(Stored records)
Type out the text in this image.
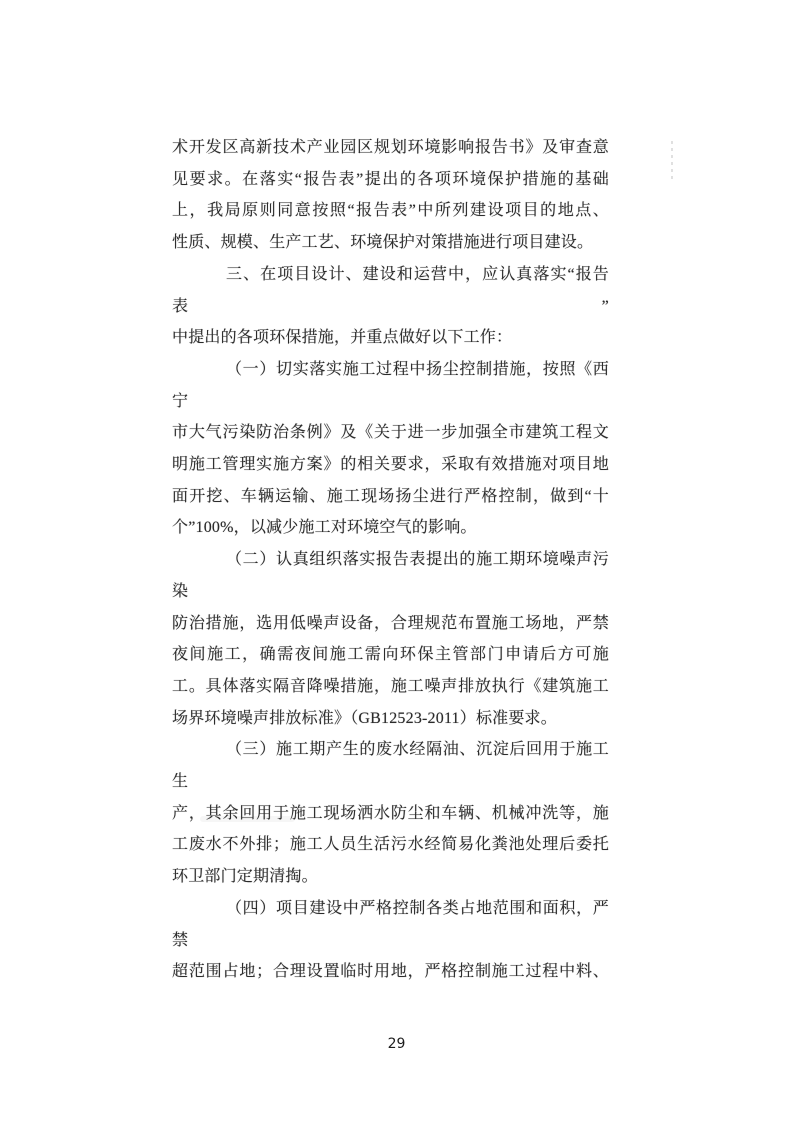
术开发区高新技术产业园区规划环境影响报告书》及审查意
见要求。在落实“报告表”提出的各项环境保护措施的基础
上，我局原则同意按照“报告表”中所列建设项目的地点、
性质、规模、生产工艺、环境保护对策措施进行项目建设。
三、在项目设计、建设和运营中，应认真落实“报告表”
中提出的各项环保措施，并重点做好以下工作：
（一）切实落实施工过程中扬尘控制措施，按照《西宁
市大气污染防治条例》及《关于进一步加强全市建筑工程文
明施工管理实施方案》的相关要求，采取有效措施对项目地
面开挖、车辆运输、施工现场扬尘进行严格控制，做到“十
个”100%，以减少施工对环境空气的影响。
（二）认真组织落实报告表提出的施工期环境噪声污染
防治措施，选用低噪声设备，合理规范布置施工场地，严禁
夜间施工，确需夜间施工需向环保主管部门申请后方可施
工。具体落实隔音降噪措施，施工噪声排放执行《建筑施工
场界环境噪声排放标准》（GB12523-2011）标准要求。
（三）施工期产生的废水经隔油、沉淀后回用于施工生
产，其余回用于施工现场洒水防尘和车辆、机械冲洗等，施
工废水不外排；施工人员生活污水经简易化粪池处理后委托
环卫部门定期清掏。
（四）项目建设中严格控制各类占地范围和面积，严禁
超范围占地；合理设置临时用地，严格控制施工过程中料、
29
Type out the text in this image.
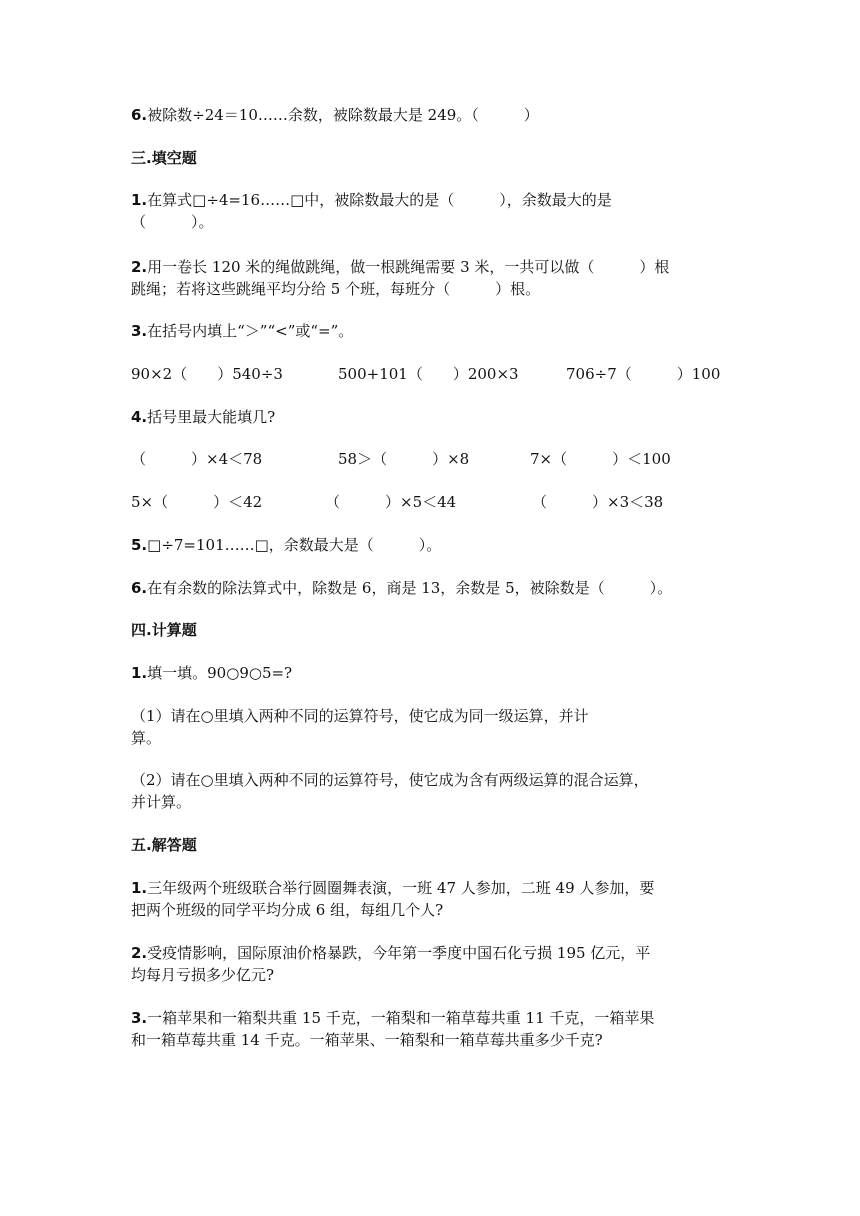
6.被除数÷24＝10……余数，被除数最大是 249。（　　　）
三.填空题
1.在算式□÷4=16……□中，被除数最大的是（　　　），余数最大的是
（　　　）。
2.用一卷长 120 米的绳做跳绳，做一根跳绳需要 3 米，一共可以做（　　　）根
跳绳；若将这些跳绳平均分给 5 个班，每班分（　　　）根。
3.在括号内填上“＞”“<”或“=”。
90×2（　　）540÷3	500+101（　　）200×3	706÷7（　　　）100
4.括号里最大能填几?
（　　　）×4＜78	58＞（　　　）×8	7×（　　　）＜100
5×（　　　）＜42	（　　　）×5＜44	（　　　）×3＜38
5.□÷7=101……□，余数最大是（　　　）。
6.在有余数的除法算式中，除数是 6，商是 13，余数是 5，被除数是（　　　）。
四.计算题
1.填一填。90○9○5=?
（1）请在○里填入两种不同的运算符号，使它成为同一级运算，并计
算。
（2）请在○里填入两种不同的运算符号，使它成为含有两级运算的混合运算，
并计算。
五.解答题
1.三年级两个班级联合举行圆圈舞表演，一班 47 人参加，二班 49 人参加，要
把两个班级的同学平均分成 6 组，每组几个人?
2.受疫情影响，国际原油价格暴跌，今年第一季度中国石化亏损 195 亿元，平
均每月亏损多少亿元?
3.一箱苹果和一箱梨共重 15 千克，一箱梨和一箱草莓共重 11 千克，一箱苹果
和一箱草莓共重 14 千克。一箱苹果、一箱梨和一箱草莓共重多少千克?
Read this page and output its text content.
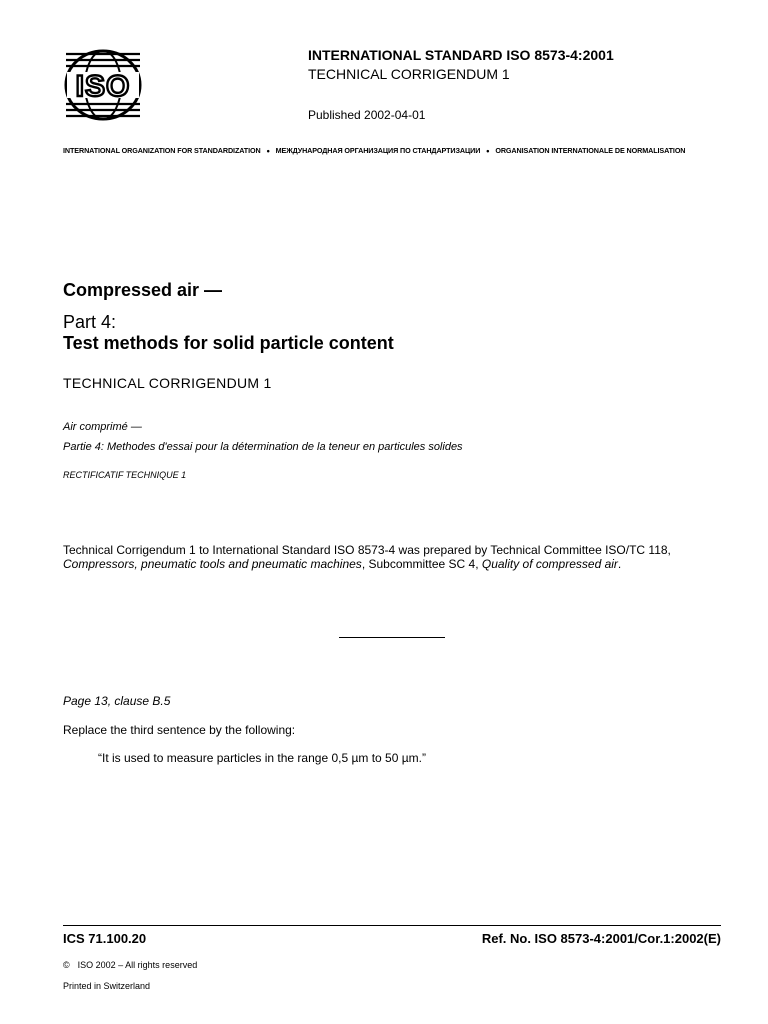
ISO
INTERNATIONAL STANDARD ISO 8573-4:2001
TECHNICAL CORRIGENDUM 1
Published 2002-04-01
INTERNATIONAL ORGANIZATION FOR STANDARDIZATION • МЕЖДУНАРОДНАЯ ОРГАНИЗАЦИЯ ПО СТАНДАРТИЗАЦИИ • ORGANISATION INTERNATIONALE DE NORMALISATION
Compressed air —
Part 4:
Test methods for solid particle content
TECHNICAL CORRIGENDUM 1
Air comprimé —
Partie 4: Methodes d'essai pour la détermination de la teneur en particules solides
RECTIFICATIF TECHNIQUE 1
Technical Corrigendum 1 to International Standard ISO 8573-4 was prepared by Technical Committee ISO/TC 118, Compressors, pneumatic tools and pneumatic machines, Subcommittee SC 4, Quality of compressed air.
Page 13, clause B.5
Replace the third sentence by the following:
“It is used to measure particles in the range 0,5 µm to 50 µm.”
ICS 71.100.20	Ref. No. ISO 8573-4:2001/Cor.1:2002(E)
© ISO 2002 – All rights reserved
Printed in Switzerland
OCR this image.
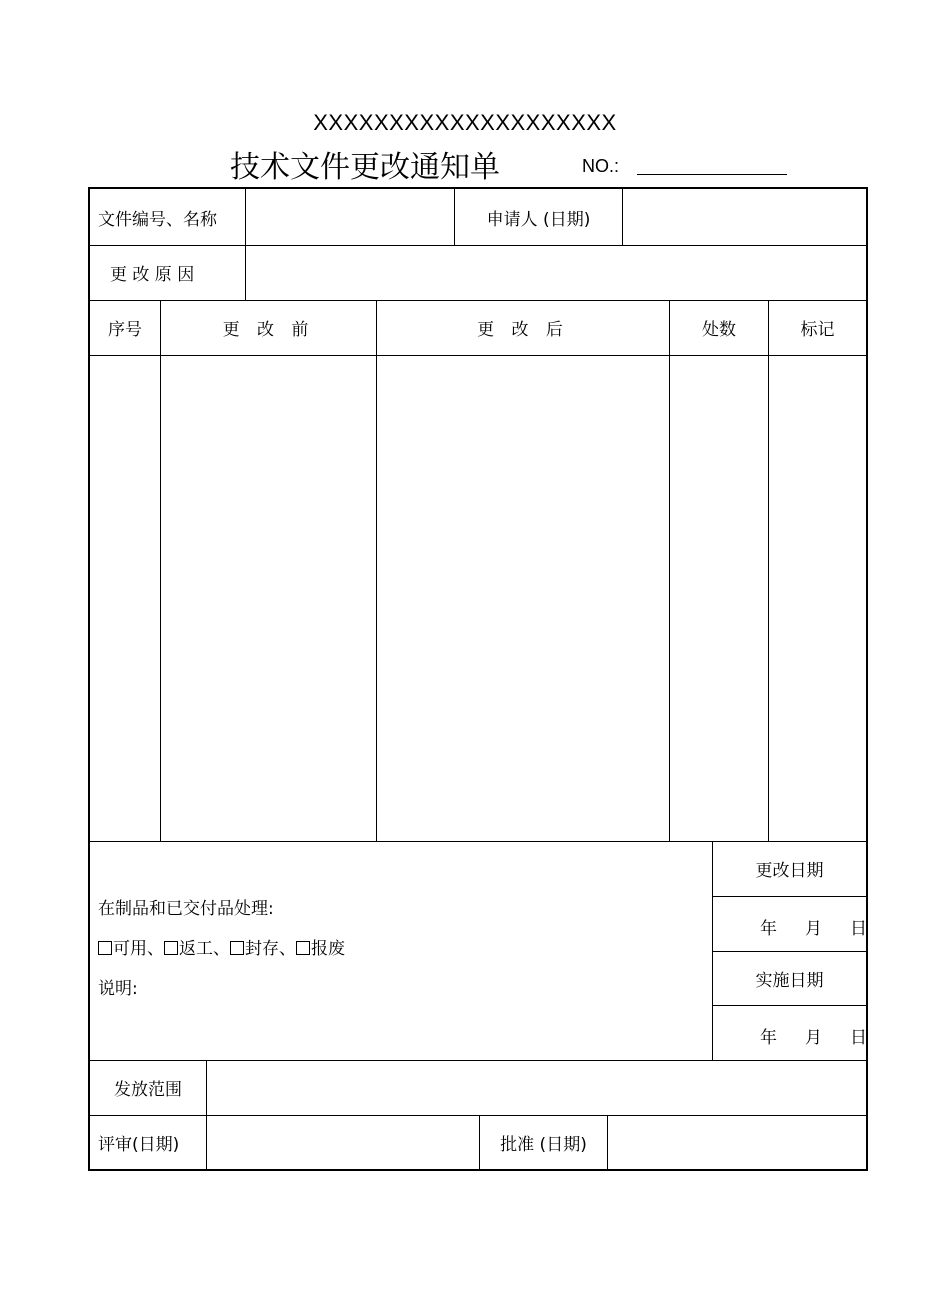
XXXXXXXXXXXXXXXXXXXX
技术文件更改通知单	NO.:
文件编号、名称	申请人 (日期)
更 改 原 因
序号	更 改 前	更 改 后	处数	标记
在制品和已交付品处理:
可用、 返工、 封存、 报废
说明:
更改日期
年 月 日
实施日期
年 月 日
发放范围
评审(日期)	批准 (日期)
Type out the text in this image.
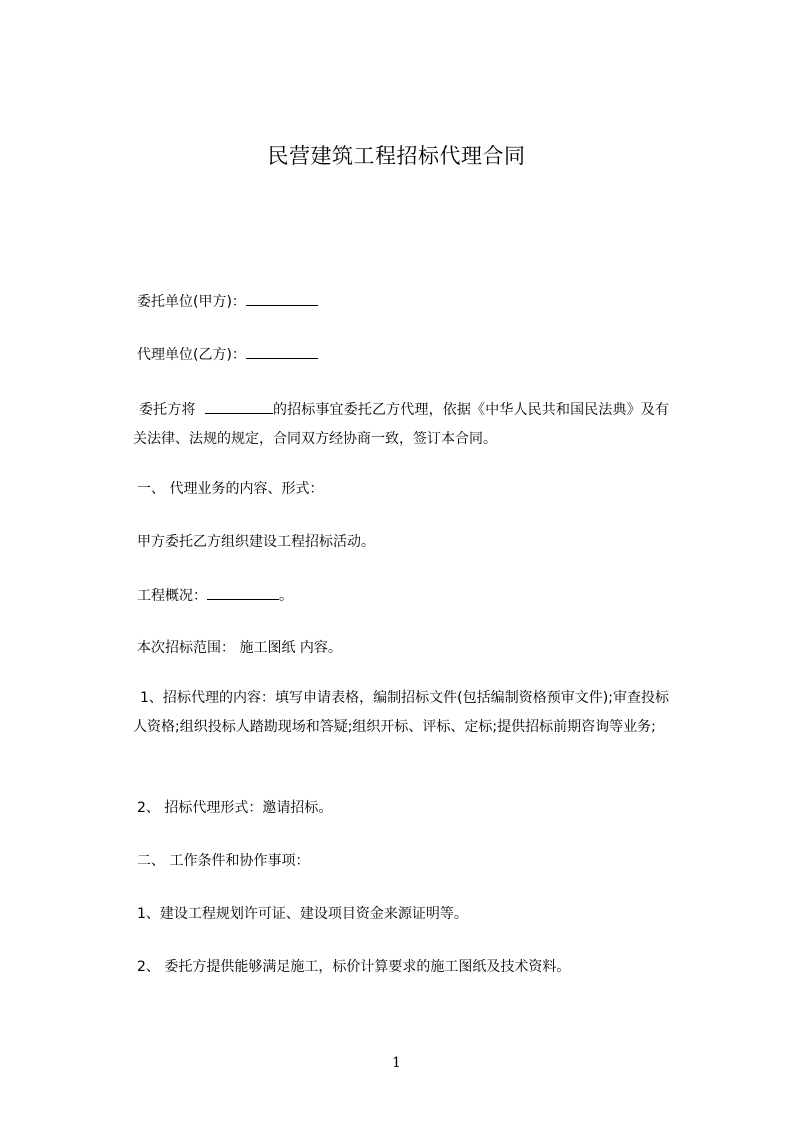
民营建筑工程招标代理合同
委托单位(甲方)：
代理单位(乙方)：
委托方将	的招标事宜委托乙方代理，依据《中华人民共和国民法典》及有关法律、法规的规定，合同双方经协商一致，签订本合同。
一、 代理业务的内容、形式：
甲方委托乙方组织建设工程招标活动。
工程概况：	。
本次招标范围： 施工图纸 内容。
1、招标代理的内容：填写申请表格，编制招标文件(包括编制资格预审文件);审查投标人资格;组织投标人踏勘现场和答疑;组织开标、评标、定标;提供招标前期咨询等业务;
2、 招标代理形式：邀请招标。
二、 工作条件和协作事项：
1、建设工程规划许可证、建设项目资金来源证明等。
2、 委托方提供能够满足施工，标价计算要求的施工图纸及技术资料。
1
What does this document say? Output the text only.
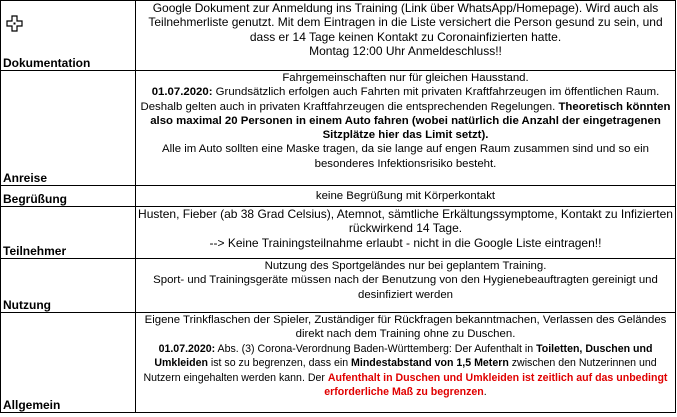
Dokumentation	Google Dokument zur Anmeldung ins Training (Link über WhatsApp/Homepage). Wird auch als Teilnehmerliste genutzt. Mit dem Eintragen in die Liste versichert die Person gesund zu sein, und dass er 14 Tage keinen Kontakt zu Coronainfizierten hatte.
Montag 12:00 Uhr Anmeldeschluss!!

Anreise	Fahrgemeinschaften nur für gleichen Hausstand.
01.07.2020: Grundsätzlich erfolgen auch Fahrten mit privaten Kraftfahrzeugen im öffentlichen Raum. Deshalb gelten auch in privaten Kraftfahrzeugen die entsprechenden Regelungen. Theoretisch könnten also maximal 20 Personen in einem Auto fahren (wobei natürlich die Anzahl der eingetragenen Sitzplätze hier das Limit setzt).
Alle im Auto sollten eine Maske tragen, da sie lange auf engen Raum zusammen sind und so ein besonderes Infektionsrisiko besteht.

Begrüßung	keine Begrüßung mit Körperkontakt
Teilnehmer	Husten, Fieber (ab 38 Grad Celsius), Atemnot, sämtliche Erkältungssymptome, Kontakt zu Infizierten rückwirkend 14 Tage.
--> Keine Trainingsteilnahme erlaubt - nicht in die Google Liste eintragen!!

Nutzung	Nutzung des Sportgeländes nur bei geplantem Training.
Sport- und Trainingsgeräte müssen nach der Benutzung von den Hygienebeauftragten gereinigt und desinfiziert werden

Allgemein	Eigene Trinkflaschen der Spieler, Zuständiger für Rückfragen bekanntmachen, Verlassen des Geländes direkt nach dem Training ohne zu Duschen.
01.07.2020: Abs. (3) Corona-Verordnung Baden-Württemberg: Der Aufenthalt in Toiletten, Duschen und Umkleiden ist so zu begrenzen, dass ein Mindestabstand von 1,5 Metern zwischen den Nutzerinnen und Nutzern eingehalten werden kann. Der Aufenthalt in Duschen und Umkleiden ist zeitlich auf das unbedingt erforderliche Maß zu begrenzen.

** TASK OBJECTIVE **
Only lines that contain the word "里填入两种不同的运算符号" are wanted; copy each of them.

** SOLUTION TO THIS PROBLEM **
（1）请在○里填入两种不同的运算符号，使它成为同一级运算，并计
（2）请在○里填入两种不同的运算符号，使它成为含有两级运算的混合运算，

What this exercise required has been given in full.